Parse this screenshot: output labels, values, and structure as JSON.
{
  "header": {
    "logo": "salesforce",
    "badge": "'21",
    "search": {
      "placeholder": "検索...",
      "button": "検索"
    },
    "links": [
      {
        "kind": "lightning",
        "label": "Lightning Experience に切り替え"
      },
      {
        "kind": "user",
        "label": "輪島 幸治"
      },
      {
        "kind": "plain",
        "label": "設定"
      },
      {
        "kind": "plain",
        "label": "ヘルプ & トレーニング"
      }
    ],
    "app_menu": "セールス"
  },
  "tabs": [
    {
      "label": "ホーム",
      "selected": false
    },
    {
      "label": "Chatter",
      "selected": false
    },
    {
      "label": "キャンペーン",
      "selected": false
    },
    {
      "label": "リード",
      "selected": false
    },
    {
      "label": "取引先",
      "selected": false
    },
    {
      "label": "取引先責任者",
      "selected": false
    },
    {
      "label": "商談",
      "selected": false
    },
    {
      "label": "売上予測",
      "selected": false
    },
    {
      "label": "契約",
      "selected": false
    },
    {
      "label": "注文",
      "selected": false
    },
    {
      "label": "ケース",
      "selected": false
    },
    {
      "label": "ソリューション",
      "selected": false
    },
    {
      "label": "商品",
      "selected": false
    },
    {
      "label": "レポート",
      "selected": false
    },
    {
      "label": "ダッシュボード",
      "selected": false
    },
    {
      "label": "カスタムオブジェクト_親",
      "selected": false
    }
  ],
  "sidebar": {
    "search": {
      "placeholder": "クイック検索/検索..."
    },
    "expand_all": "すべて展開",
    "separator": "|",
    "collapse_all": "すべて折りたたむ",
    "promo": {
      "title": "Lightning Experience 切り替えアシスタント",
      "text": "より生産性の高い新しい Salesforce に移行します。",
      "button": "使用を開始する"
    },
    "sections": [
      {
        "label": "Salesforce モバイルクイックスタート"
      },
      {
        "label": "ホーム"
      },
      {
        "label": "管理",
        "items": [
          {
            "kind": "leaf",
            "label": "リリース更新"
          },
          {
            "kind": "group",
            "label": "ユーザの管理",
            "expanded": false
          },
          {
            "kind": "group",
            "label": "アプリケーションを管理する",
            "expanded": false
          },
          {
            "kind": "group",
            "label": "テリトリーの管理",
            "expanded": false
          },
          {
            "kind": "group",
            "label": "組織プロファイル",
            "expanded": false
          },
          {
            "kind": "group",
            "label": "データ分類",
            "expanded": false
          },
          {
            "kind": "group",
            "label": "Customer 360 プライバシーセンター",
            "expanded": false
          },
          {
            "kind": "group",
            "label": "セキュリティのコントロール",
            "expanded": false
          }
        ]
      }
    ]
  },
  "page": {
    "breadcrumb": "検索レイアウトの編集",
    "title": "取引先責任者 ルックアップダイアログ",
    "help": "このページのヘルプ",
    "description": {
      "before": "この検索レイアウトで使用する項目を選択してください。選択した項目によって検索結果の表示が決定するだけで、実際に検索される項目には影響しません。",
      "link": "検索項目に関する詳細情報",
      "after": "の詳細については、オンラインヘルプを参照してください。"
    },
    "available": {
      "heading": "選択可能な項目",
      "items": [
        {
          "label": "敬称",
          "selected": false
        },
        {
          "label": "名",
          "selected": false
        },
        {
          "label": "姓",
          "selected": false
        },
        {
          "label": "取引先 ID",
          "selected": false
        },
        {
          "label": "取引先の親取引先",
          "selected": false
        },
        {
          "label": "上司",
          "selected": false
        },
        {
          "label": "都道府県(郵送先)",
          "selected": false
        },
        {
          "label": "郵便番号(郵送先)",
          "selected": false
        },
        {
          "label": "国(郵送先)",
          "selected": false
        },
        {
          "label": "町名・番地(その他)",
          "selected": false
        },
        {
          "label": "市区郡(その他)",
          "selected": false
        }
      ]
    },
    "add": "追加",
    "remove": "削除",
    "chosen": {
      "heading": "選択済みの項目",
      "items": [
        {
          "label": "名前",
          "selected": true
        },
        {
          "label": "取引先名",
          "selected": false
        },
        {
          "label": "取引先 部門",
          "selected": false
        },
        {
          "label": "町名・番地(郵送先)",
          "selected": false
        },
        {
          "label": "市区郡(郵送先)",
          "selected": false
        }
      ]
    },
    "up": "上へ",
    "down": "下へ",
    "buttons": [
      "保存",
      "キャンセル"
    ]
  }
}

══════════════════════════════

**SHORT PROBLEM**
Check the data for the word "placeholder" and pull out the lines that have it.

**REPLY TO THE TASK**
      "placeholder": "検索...",
      "placeholder": "クイック検索/検索..."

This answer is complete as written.